▶ _Extract provided_
These are just some suggestions for anyone who might want to develop their ability to write film reviews, whether it is to do so while working in the media, or as a student in media studies. One could approach it in a more sophisticated manner, of course, but I believe this could do as a starting point.

▶ _Given records_
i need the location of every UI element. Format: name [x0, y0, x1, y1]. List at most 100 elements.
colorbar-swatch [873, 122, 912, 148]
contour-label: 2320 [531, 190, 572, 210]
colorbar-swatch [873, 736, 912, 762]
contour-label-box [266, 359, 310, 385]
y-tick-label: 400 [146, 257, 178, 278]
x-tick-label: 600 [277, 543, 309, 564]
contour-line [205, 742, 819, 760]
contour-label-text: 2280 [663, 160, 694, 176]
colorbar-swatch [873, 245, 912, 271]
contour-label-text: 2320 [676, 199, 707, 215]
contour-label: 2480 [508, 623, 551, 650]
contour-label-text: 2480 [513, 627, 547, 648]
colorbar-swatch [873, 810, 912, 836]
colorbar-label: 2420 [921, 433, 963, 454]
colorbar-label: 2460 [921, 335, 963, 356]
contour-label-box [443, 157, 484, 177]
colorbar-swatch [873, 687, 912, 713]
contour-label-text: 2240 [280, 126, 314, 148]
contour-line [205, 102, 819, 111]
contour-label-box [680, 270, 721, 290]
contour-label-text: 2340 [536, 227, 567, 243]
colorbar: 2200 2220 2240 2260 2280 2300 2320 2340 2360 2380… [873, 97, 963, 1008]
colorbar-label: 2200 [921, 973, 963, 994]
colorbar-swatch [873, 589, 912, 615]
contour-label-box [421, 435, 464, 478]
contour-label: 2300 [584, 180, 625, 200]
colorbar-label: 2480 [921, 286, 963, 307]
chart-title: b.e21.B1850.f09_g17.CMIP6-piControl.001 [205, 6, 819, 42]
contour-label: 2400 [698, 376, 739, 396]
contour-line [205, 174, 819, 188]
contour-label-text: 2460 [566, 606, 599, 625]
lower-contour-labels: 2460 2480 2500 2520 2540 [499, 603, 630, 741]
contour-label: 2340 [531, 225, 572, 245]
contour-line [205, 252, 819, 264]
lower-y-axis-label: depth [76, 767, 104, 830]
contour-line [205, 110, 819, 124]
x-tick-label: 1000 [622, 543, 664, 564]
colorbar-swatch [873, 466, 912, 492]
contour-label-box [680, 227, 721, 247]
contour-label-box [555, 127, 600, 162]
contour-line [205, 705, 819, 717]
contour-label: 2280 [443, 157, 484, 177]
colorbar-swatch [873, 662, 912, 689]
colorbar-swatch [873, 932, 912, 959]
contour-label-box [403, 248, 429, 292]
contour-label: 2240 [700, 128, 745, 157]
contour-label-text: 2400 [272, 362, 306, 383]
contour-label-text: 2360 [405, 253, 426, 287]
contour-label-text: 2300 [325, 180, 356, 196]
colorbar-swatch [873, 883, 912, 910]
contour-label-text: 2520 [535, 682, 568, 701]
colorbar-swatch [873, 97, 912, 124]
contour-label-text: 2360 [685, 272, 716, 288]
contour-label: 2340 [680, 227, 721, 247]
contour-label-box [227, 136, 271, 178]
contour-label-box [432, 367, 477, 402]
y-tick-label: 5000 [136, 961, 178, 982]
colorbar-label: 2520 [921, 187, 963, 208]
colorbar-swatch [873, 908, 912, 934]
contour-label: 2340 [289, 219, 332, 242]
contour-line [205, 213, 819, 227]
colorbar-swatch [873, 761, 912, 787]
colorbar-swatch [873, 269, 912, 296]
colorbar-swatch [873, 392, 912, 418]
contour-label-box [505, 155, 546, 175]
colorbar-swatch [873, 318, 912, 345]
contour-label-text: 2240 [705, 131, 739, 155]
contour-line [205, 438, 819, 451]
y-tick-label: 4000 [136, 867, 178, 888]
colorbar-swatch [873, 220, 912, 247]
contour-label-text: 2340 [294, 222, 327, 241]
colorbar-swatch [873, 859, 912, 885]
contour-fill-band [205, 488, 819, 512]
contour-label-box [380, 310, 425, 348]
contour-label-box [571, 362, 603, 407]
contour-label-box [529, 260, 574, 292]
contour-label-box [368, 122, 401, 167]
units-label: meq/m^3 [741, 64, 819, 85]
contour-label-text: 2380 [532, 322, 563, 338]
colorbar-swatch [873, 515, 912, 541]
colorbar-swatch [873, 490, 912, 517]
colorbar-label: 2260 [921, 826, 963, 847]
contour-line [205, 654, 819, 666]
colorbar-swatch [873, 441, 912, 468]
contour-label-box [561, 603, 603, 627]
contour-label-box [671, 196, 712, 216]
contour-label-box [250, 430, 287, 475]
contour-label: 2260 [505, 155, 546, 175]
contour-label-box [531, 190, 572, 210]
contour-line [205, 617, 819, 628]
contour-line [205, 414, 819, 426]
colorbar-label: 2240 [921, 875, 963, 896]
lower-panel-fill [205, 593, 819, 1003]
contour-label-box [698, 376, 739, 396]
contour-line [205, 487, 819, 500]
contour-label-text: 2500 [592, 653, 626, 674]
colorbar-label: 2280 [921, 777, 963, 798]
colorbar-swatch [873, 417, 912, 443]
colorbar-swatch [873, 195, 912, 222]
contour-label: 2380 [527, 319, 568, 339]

▶ _Work request_
Answer from the passage on writing film reviews:
(a) What two situations does the passage name in which someone might want to develop this skill?
(b) What does the writer believe the suggestions could serve as?

▶ _Written response_
(a) While working in the media, or as a student in media studies.
(b) A starting point.